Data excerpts
#####
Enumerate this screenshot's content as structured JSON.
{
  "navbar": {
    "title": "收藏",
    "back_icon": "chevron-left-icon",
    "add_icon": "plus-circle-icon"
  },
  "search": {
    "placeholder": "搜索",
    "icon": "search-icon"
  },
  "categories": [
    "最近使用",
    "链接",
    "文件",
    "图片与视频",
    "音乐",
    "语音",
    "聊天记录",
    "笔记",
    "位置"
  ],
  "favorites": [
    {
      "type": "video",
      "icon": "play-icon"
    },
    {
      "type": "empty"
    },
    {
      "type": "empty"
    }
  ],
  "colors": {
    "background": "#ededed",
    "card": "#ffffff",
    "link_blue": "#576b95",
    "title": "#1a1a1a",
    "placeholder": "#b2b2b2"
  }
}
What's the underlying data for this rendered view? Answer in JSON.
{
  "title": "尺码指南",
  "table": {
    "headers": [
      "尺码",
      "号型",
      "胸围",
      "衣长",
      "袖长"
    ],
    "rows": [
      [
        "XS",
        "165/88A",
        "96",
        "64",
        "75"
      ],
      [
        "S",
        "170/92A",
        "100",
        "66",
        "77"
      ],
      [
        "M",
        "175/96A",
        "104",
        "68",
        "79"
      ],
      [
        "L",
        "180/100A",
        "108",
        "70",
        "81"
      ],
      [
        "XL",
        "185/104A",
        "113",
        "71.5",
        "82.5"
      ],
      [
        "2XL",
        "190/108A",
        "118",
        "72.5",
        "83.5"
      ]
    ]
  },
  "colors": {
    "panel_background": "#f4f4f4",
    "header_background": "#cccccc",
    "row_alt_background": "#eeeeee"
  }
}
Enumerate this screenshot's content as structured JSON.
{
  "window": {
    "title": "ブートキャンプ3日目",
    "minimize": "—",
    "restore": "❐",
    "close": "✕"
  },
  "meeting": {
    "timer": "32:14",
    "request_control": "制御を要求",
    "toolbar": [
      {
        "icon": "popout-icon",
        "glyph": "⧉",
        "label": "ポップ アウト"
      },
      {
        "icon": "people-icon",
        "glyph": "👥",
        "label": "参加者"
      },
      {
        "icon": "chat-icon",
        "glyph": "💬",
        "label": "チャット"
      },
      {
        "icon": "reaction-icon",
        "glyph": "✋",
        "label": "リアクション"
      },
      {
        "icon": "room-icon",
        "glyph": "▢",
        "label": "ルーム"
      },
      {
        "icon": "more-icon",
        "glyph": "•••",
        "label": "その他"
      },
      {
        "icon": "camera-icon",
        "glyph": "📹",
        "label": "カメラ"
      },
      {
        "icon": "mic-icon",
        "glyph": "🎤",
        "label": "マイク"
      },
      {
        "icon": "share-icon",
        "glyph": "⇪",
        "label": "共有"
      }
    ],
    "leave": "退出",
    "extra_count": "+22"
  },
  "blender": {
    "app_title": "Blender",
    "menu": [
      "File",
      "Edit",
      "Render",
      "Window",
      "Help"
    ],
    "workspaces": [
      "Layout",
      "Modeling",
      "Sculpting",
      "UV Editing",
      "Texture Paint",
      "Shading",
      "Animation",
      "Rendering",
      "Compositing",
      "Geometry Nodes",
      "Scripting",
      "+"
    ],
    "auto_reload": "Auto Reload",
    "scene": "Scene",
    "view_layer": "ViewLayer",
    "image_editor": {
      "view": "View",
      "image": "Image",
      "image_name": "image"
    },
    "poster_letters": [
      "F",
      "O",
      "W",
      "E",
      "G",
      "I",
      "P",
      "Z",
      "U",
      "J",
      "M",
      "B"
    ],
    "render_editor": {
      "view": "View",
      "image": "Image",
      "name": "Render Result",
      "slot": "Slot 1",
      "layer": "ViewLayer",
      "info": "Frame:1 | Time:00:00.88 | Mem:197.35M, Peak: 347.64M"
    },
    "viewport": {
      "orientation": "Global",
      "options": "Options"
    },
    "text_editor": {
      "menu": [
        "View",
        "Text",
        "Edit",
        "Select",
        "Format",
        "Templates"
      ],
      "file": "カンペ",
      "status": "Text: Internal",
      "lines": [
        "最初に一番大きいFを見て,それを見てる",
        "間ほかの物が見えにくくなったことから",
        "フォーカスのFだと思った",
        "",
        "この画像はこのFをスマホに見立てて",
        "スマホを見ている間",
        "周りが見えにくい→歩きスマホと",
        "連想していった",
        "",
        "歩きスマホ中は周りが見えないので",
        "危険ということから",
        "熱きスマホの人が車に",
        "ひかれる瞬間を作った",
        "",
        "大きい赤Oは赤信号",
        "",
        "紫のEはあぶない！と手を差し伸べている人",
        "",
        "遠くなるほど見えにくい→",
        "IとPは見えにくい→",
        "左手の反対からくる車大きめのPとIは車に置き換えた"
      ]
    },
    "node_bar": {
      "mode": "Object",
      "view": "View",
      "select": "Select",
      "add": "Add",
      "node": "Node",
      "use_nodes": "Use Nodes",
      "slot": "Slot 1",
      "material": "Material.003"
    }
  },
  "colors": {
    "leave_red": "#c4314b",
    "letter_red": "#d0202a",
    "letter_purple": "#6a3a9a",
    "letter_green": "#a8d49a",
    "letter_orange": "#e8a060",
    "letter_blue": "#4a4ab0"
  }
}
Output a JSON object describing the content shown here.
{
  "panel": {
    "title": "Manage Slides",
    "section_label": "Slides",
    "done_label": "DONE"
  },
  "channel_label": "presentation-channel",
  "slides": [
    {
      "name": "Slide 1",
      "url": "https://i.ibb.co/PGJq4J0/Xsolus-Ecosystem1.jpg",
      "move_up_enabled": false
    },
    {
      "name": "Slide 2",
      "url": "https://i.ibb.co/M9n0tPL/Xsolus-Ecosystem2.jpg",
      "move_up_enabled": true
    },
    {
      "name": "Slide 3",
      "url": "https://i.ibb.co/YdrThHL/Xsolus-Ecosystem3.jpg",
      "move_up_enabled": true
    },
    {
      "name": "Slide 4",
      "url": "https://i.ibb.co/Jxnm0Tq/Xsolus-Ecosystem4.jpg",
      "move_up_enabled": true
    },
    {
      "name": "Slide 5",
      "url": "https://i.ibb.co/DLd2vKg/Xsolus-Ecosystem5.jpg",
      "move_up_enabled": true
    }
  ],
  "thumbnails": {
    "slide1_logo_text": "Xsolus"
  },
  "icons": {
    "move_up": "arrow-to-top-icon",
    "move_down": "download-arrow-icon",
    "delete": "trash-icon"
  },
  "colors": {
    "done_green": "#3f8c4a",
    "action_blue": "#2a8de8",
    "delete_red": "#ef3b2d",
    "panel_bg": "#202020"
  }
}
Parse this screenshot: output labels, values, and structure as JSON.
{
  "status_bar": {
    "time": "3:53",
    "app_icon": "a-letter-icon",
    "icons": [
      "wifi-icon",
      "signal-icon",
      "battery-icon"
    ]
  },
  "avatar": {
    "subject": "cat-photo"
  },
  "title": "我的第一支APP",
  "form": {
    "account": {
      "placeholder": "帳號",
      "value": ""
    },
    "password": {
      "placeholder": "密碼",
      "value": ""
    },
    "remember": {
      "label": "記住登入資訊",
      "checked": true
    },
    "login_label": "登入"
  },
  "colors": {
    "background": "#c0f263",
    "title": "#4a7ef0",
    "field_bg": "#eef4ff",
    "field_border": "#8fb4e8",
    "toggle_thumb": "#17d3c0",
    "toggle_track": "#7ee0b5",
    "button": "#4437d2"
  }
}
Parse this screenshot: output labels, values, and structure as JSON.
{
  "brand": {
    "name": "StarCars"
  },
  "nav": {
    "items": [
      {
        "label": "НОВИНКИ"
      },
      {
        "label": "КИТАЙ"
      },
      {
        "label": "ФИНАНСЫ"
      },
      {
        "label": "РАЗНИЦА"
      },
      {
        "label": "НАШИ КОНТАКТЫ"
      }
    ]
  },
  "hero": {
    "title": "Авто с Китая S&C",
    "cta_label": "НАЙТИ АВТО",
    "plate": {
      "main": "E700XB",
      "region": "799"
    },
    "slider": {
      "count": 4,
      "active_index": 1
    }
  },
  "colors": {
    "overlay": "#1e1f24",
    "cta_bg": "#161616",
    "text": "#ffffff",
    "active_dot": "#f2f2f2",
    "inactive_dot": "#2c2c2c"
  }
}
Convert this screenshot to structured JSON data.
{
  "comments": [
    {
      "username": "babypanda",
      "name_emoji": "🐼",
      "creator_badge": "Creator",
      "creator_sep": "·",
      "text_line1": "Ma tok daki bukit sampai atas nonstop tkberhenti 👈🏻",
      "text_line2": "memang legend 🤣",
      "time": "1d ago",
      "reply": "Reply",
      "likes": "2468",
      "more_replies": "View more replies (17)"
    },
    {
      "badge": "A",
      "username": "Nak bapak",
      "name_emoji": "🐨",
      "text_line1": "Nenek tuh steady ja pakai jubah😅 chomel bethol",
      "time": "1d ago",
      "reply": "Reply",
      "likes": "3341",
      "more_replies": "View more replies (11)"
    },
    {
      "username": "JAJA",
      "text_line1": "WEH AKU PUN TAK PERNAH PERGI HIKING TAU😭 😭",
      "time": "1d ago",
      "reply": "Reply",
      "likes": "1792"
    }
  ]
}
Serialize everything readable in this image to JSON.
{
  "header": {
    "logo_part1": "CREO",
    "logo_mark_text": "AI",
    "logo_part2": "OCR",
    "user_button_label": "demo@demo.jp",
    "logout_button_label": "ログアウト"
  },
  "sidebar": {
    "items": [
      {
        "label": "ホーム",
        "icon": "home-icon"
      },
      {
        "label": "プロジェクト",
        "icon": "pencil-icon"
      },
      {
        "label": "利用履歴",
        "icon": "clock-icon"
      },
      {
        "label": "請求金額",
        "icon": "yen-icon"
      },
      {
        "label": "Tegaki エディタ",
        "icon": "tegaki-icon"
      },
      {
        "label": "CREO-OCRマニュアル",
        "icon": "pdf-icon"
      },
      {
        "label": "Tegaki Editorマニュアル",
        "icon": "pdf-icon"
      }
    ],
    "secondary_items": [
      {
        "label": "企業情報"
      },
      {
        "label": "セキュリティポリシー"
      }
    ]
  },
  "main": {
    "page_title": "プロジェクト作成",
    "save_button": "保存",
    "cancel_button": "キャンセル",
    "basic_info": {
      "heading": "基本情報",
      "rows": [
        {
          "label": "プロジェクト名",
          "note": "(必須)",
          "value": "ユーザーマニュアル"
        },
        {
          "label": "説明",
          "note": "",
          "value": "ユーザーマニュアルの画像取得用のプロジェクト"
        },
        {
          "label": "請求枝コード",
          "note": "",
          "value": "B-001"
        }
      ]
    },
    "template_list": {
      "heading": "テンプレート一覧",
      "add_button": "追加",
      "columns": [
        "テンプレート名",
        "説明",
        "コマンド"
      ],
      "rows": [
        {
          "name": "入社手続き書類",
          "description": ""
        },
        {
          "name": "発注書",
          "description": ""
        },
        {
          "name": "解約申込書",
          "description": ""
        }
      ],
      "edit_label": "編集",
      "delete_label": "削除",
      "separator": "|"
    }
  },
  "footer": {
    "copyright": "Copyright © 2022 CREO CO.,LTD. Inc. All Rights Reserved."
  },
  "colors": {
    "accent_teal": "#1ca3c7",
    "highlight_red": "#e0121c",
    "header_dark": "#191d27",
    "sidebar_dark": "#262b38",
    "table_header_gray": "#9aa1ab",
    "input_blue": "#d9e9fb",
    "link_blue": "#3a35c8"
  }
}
#####
» Instruction
From the records given above, copy all lines containing "Xsolus".

» Reply to the exercise
      "url": "https://i.ibb.co/PGJq4J0/Xsolus-Ecosystem1.jpg",
      "url": "https://i.ibb.co/M9n0tPL/Xsolus-Ecosystem2.jpg",
      "url": "https://i.ibb.co/YdrThHL/Xsolus-Ecosystem3.jpg",
      "url": "https://i.ibb.co/Jxnm0Tq/Xsolus-Ecosystem4.jpg",
      "url": "https://i.ibb.co/DLd2vKg/Xsolus-Ecosystem5.jpg",
    "slide1_logo_text": "Xsolus"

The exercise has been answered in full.